======== DATA TO USE ========

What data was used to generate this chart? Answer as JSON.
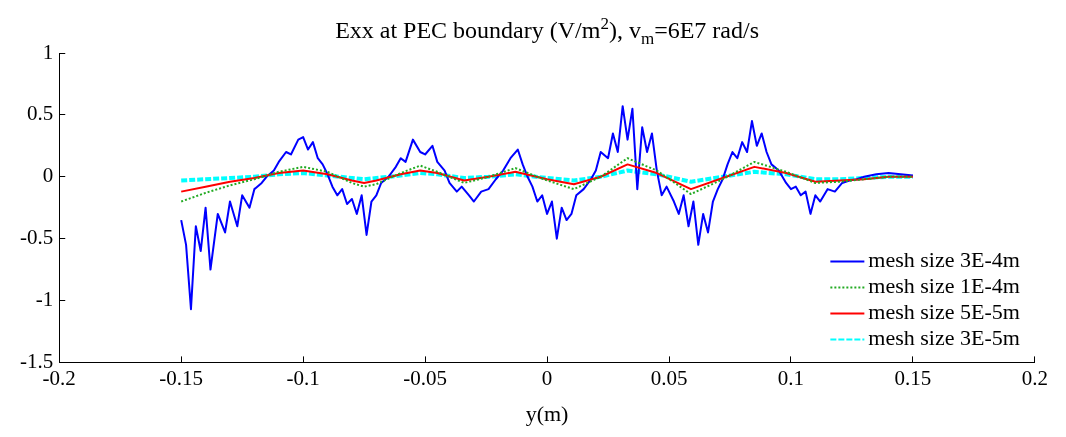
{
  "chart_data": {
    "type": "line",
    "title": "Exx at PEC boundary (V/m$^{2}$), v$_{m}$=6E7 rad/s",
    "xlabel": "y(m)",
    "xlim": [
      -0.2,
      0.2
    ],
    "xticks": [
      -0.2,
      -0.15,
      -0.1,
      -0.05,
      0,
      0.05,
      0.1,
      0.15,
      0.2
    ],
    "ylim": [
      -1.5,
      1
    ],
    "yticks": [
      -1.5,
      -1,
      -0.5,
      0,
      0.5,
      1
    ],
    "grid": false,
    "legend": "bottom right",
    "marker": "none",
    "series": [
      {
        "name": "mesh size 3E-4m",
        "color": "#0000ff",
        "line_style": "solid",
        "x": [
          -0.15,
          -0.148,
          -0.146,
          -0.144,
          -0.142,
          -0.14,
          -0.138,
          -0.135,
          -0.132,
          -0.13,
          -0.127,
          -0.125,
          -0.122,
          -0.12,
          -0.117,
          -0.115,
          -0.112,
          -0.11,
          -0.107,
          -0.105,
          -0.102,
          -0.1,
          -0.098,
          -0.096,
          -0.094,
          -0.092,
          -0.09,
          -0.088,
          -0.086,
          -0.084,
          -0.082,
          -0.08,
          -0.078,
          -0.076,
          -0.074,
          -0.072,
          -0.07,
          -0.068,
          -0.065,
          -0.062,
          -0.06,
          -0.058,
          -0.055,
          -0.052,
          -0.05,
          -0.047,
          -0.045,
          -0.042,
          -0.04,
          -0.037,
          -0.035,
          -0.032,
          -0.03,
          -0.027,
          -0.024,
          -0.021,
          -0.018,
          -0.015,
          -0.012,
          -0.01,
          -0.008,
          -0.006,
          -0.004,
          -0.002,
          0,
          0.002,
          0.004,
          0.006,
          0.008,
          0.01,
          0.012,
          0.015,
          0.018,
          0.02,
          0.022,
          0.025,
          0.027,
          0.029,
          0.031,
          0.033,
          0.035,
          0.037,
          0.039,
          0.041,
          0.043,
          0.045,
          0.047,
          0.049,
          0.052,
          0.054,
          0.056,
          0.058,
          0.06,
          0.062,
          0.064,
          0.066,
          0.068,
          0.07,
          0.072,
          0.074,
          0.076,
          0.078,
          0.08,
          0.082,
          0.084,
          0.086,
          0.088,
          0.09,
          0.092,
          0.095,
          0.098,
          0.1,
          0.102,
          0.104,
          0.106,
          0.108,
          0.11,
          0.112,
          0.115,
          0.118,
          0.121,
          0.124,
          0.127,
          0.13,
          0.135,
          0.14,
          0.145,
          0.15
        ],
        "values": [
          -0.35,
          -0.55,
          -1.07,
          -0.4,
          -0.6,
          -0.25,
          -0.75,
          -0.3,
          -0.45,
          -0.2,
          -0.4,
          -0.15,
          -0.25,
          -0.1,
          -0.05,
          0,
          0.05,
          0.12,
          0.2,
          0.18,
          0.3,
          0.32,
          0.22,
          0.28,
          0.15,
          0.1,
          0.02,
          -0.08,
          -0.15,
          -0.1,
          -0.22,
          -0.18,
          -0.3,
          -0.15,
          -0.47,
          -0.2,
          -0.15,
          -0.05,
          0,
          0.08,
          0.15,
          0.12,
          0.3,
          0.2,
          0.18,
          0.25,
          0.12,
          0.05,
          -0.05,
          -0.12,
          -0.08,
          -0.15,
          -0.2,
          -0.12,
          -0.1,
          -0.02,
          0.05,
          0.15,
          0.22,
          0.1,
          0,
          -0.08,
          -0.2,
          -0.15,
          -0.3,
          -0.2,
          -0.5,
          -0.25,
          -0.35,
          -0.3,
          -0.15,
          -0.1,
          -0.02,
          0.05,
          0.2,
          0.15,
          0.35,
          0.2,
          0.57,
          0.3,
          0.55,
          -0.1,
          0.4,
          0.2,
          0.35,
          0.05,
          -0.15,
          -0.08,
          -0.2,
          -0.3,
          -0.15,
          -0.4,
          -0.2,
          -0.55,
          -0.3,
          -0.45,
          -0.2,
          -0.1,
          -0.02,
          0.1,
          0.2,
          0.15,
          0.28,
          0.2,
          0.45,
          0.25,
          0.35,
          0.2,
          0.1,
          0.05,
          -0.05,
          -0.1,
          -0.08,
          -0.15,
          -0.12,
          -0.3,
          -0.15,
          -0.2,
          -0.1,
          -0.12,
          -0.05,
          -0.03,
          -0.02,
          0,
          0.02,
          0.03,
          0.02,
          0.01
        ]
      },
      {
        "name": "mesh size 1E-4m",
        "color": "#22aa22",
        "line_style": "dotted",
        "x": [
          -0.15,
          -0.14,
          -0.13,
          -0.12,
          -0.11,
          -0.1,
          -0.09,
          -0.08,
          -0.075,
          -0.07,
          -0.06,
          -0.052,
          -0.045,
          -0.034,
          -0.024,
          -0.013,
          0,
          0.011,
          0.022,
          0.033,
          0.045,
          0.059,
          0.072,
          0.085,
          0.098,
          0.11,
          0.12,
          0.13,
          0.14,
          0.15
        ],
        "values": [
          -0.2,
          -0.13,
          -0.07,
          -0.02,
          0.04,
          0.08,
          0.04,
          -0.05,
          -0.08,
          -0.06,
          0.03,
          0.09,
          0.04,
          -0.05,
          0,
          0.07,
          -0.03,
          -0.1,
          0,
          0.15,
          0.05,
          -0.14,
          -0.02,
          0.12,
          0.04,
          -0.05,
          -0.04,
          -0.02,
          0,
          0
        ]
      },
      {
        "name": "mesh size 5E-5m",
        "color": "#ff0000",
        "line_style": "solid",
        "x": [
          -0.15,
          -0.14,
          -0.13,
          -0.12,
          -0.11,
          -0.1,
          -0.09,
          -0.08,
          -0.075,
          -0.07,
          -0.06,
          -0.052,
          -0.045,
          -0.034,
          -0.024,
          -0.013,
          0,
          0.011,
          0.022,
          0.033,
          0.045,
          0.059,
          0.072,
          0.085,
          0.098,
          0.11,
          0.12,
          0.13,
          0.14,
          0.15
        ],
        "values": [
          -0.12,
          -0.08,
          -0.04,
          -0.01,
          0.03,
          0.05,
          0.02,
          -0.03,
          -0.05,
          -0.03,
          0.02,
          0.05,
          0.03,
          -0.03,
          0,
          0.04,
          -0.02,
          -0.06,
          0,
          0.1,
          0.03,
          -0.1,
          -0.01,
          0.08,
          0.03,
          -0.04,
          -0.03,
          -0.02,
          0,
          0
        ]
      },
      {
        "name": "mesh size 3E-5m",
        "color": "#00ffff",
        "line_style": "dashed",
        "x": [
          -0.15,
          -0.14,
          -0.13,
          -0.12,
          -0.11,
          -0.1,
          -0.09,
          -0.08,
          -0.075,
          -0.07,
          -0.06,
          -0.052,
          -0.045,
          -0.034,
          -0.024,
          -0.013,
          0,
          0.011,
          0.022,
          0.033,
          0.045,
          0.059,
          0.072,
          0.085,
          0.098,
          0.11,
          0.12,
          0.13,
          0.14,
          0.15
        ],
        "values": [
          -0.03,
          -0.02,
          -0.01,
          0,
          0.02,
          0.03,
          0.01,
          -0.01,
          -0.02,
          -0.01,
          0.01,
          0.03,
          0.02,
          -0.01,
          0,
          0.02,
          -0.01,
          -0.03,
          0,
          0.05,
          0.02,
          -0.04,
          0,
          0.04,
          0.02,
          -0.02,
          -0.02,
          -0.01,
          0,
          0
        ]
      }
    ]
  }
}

========

*EXERCISE*
In the data above, tally the lines holding "name" and answer with the figure only.

*SOLVED EXERCISE*
4